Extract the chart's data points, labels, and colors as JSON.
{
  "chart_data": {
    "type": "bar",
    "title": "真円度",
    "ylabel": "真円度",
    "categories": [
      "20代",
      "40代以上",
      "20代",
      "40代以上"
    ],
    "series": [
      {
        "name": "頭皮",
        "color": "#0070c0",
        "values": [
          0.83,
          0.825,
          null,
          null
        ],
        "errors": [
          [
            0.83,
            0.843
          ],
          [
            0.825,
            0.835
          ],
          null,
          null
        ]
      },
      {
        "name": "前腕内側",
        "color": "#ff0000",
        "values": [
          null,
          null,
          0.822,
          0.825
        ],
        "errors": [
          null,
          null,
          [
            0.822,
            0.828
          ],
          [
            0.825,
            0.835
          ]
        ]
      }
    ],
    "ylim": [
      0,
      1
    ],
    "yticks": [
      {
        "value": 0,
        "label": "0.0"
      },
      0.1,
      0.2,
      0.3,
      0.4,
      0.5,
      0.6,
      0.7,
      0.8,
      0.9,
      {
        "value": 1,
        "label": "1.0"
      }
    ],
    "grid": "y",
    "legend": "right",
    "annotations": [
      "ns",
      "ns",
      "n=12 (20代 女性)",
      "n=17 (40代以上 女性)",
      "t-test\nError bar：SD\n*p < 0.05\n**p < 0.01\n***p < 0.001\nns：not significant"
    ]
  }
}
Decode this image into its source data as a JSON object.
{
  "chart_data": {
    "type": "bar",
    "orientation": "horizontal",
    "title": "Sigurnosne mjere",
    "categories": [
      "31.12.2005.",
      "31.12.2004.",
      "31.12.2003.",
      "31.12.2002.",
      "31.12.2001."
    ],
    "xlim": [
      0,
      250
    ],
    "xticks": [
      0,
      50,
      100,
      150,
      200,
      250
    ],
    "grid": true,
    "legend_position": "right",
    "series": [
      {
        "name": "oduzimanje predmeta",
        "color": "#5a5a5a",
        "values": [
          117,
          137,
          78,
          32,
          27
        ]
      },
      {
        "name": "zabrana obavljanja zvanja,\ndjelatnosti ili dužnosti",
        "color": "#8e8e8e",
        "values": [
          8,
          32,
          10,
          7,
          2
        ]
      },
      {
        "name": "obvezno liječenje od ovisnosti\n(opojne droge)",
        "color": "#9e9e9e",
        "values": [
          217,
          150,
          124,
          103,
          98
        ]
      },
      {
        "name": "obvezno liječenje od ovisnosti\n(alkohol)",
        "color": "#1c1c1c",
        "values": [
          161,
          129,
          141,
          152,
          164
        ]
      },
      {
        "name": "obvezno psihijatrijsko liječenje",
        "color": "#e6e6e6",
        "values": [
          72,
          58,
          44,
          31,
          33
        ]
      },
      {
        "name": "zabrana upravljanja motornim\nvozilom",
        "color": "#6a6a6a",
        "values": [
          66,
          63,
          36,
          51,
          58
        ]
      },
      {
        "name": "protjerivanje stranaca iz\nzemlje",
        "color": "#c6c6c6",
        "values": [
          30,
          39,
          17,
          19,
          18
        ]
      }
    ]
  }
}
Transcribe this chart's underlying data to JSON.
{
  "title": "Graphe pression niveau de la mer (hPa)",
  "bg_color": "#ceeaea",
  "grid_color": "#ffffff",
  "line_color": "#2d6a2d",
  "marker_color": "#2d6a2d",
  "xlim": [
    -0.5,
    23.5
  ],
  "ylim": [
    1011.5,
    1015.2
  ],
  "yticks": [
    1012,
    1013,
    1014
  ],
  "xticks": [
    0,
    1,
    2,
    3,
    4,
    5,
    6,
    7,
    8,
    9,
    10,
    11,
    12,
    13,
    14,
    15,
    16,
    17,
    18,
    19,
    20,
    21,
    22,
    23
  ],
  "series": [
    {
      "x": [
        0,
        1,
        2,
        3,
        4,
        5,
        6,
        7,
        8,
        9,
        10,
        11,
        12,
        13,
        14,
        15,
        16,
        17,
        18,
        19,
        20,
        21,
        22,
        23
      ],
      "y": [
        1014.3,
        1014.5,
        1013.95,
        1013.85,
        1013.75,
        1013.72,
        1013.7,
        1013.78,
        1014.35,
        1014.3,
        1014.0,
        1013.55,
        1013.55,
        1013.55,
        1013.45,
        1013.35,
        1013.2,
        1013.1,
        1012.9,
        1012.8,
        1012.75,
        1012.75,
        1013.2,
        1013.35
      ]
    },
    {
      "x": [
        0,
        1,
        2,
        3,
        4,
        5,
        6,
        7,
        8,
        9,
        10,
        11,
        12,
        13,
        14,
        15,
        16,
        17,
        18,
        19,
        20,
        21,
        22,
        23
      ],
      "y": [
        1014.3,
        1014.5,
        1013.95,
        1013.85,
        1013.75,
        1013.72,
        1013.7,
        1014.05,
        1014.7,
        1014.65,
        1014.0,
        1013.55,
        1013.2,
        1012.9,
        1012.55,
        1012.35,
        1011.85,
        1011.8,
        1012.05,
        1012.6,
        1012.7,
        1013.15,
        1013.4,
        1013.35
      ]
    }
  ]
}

★ ★ ★ ★ ★

THE EXERCISE |
Every entry must be output again, exactly as written above.

SOLUTION BELOW |
Extract the chart's data points, labels, and colors as JSON.
{
  "chart_data": {
    "type": "bar",
    "title": "真円度",
    "ylabel": "真円度",
    "categories": [
      "20代",
      "40代以上",
      "20代",
      "40代以上"
    ],
    "series": [
      {
        "name": "頭皮",
        "color": "#0070c0",
        "values": [
          0.83,
          0.825,
          null,
          null
        ],
        "errors": [
          [
            0.83,
            0.843
          ],
          [
            0.825,
            0.835
          ],
          null,
          null
        ]
      },
      {
        "name": "前腕内側",
        "color": "#ff0000",
        "values": [
          null,
          null,
          0.822,
          0.825
        ],
        "errors": [
          null,
          null,
          [
            0.822,
            0.828
          ],
          [
            0.825,
            0.835
          ]
        ]
      }
    ],
    "ylim": [
      0,
      1
    ],
    "yticks": [
      {
        "value": 0,
        "label": "0.0"
      },
      0.1,
      0.2,
      0.3,
      0.4,
      0.5,
      0.6,
      0.7,
      0.8,
      0.9,
      {
        "value": 1,
        "label": "1.0"
      }
    ],
    "grid": "y",
    "legend": "right",
    "annotations": [
      "ns",
      "ns",
      "n=12 (20代 女性)",
      "n=17 (40代以上 女性)",
      "t-test\nError bar：SD\n*p < 0.05\n**p < 0.01\n***p < 0.001\nns：not significant"
    ]
  }
}
Decode this image into its source data as a JSON object.
{
  "chart_data": {
    "type": "bar",
    "orientation": "horizontal",
    "title": "Sigurnosne mjere",
    "categories": [
      "31.12.2005.",
      "31.12.2004.",
      "31.12.2003.",
      "31.12.2002.",
      "31.12.2001."
    ],
    "xlim": [
      0,
      250
    ],
    "xticks": [
      0,
      50,
      100,
      150,
      200,
      250
    ],
    "grid": true,
    "legend_position": "right",
    "series": [
      {
        "name": "oduzimanje predmeta",
        "color": "#5a5a5a",
        "values": [
          117,
          137,
          78,
          32,
          27
        ]
      },
      {
        "name": "zabrana obavljanja zvanja,\ndjelatnosti ili dužnosti",
        "color": "#8e8e8e",
        "values": [
          8,
          32,
          10,
          7,
          2
        ]
      },
      {
        "name": "obvezno liječenje od ovisnosti\n(opojne droge)",
        "color": "#9e9e9e",
        "values": [
          217,
          150,
          124,
          103,
          98
        ]
      },
      {
        "name": "obvezno liječenje od ovisnosti\n(alkohol)",
        "color": "#1c1c1c",
        "values": [
          161,
          129,
          141,
          152,
          164
        ]
      },
      {
        "name": "obvezno psihijatrijsko liječenje",
        "color": "#e6e6e6",
        "values": [
          72,
          58,
          44,
          31,
          33
        ]
      },
      {
        "name": "zabrana upravljanja motornim\nvozilom",
        "color": "#6a6a6a",
        "values": [
          66,
          63,
          36,
          51,
          58
        ]
      },
      {
        "name": "protjerivanje stranaca iz\nzemlje",
        "color": "#c6c6c6",
        "values": [
          30,
          39,
          17,
          19,
          18
        ]
      }
    ]
  }
}
Transcribe this chart's underlying data to JSON.
{
  "title": "Graphe pression niveau de la mer (hPa)",
  "bg_color": "#ceeaea",
  "grid_color": "#ffffff",
  "line_color": "#2d6a2d",
  "marker_color": "#2d6a2d",
  "xlim": [
    -0.5,
    23.5
  ],
  "ylim": [
    1011.5,
    1015.2
  ],
  "yticks": [
    1012,
    1013,
    1014
  ],
  "xticks": [
    0,
    1,
    2,
    3,
    4,
    5,
    6,
    7,
    8,
    9,
    10,
    11,
    12,
    13,
    14,
    15,
    16,
    17,
    18,
    19,
    20,
    21,
    22,
    23
  ],
  "series": [
    {
      "x": [
        0,
        1,
        2,
        3,
        4,
        5,
        6,
        7,
        8,
        9,
        10,
        11,
        12,
        13,
        14,
        15,
        16,
        17,
        18,
        19,
        20,
        21,
        22,
        23
      ],
      "y": [
        1014.3,
        1014.5,
        1013.95,
        1013.85,
        1013.75,
        1013.72,
        1013.7,
        1013.78,
        1014.35,
        1014.3,
        1014.0,
        1013.55,
        1013.55,
        1013.55,
        1013.45,
        1013.35,
        1013.2,
        1013.1,
        1012.9,
        1012.8,
        1012.75,
        1012.75,
        1013.2,
        1013.35
      ]
    },
    {
      "x": [
        0,
        1,
        2,
        3,
        4,
        5,
        6,
        7,
        8,
        9,
        10,
        11,
        12,
        13,
        14,
        15,
        16,
        17,
        18,
        19,
        20,
        21,
        22,
        23
      ],
      "y": [
        1014.3,
        1014.5,
        1013.95,
        1013.85,
        1013.75,
        1013.72,
        1013.7,
        1014.05,
        1014.7,
        1014.65,
        1014.0,
        1013.55,
        1013.2,
        1012.9,
        1012.55,
        1012.35,
        1011.85,
        1011.8,
        1012.05,
        1012.6,
        1012.7,
        1013.15,
        1013.4,
        1013.35
      ]
    }
  ]
}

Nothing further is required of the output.